◆ WHAT IS ASKED ◆
In the entries below, identify every line with the string "that" and copy it.

◆ AVAILABLE RECORDS ◆
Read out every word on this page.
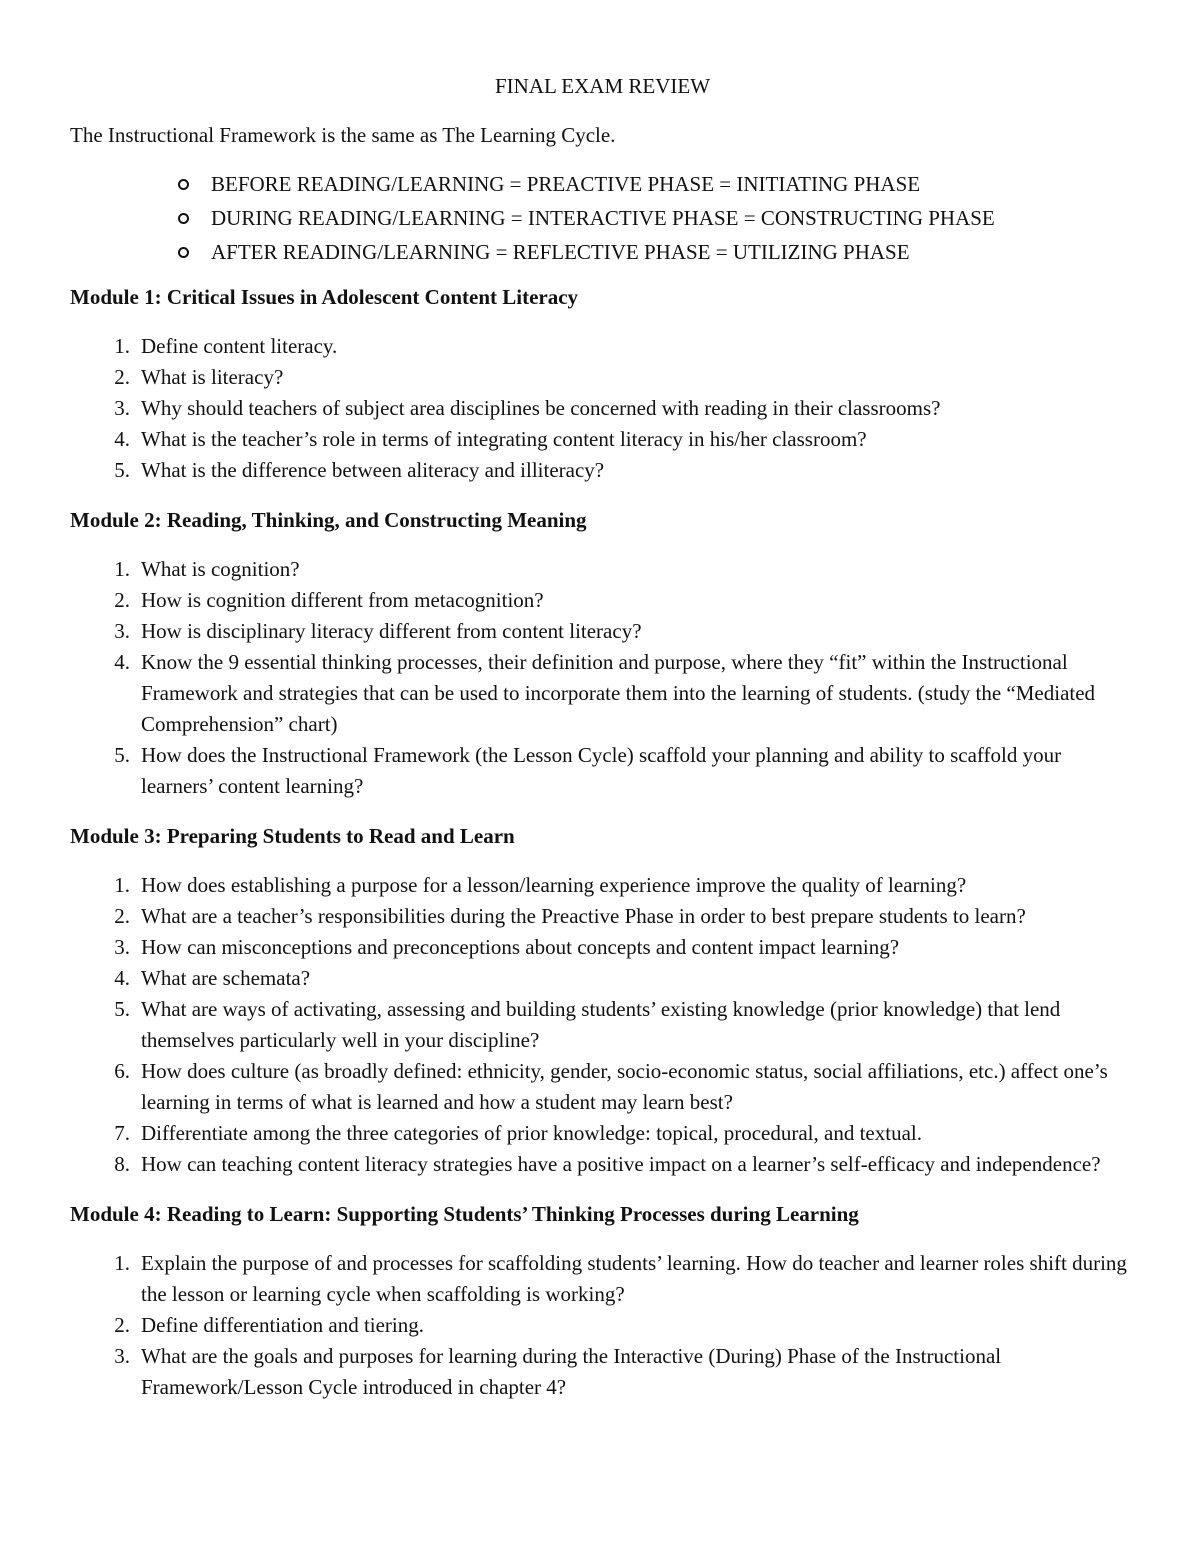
FINAL EXAM REVIEW
The Instructional Framework is the same as The Learning Cycle.
BEFORE READING/LEARNING = PREACTIVE PHASE = INITIATING PHASE
DURING READING/LEARNING = INTERACTIVE PHASE = CONSTRUCTING PHASE
AFTER READING/LEARNING = REFLECTIVE PHASE = UTILIZING PHASE
Module 1: Critical Issues in Adolescent Content Literacy
1. Define content literacy.
2. What is literacy?
3. Why should teachers of subject area disciplines be concerned with reading in their classrooms?
4. What is the teacher’s role in terms of integrating content literacy in his/her classroom?
5. What is the difference between aliteracy and illiteracy?
Module 2: Reading, Thinking, and Constructing Meaning
1. What is cognition?
2. How is cognition different from metacognition?
3. How is disciplinary literacy different from content literacy?
4. Know the 9 essential thinking processes, their definition and purpose, where they “fit” within the Instructional Framework and strategies that can be used to incorporate them into the learning of students. (study the “Mediated Comprehension” chart)
5. How does the Instructional Framework (the Lesson Cycle) scaffold your planning and ability to scaffold your learners’ content learning?
Module 3: Preparing Students to Read and Learn
1. How does establishing a purpose for a lesson/learning experience improve the quality of learning?
2. What are a teacher’s responsibilities during the Preactive Phase in order to best prepare students to learn?
3. How can misconceptions and preconceptions about concepts and content impact learning?
4. What are schemata?
5. What are ways of activating, assessing and building students’ existing knowledge (prior knowledge) that lend themselves particularly well in your discipline?
6. How does culture (as broadly defined: ethnicity, gender, socio-economic status, social affiliations, etc.) affect one’s learning in terms of what is learned and how a student may learn best?
7. Differentiate among the three categories of prior knowledge: topical, procedural, and textual.
8. How can teaching content literacy strategies have a positive impact on a learner’s self-efficacy and independence?
Module 4: Reading to Learn: Supporting Students’ Thinking Processes during Learning
1. Explain the purpose of and processes for scaffolding students’ learning. How do teacher and learner roles shift during the lesson or learning cycle when scaffolding is working?
2. Define differentiation and tiering.
3. What are the goals and purposes for learning during the Interactive (During) Phase of the Instructional Framework/Lesson Cycle introduced in chapter 4?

◆ EXERCISE RESPONSE ◆
4. Know the 9 essential thinking processes, their definition and purpose, where they “fit” within the Instructional Framework and strategies that can be used to incorporate them into the learning of students. (study the “Mediated Comprehension” chart)
5. What are ways of activating, assessing and building students’ existing knowledge (prior knowledge) that lend themselves particularly well in your discipline?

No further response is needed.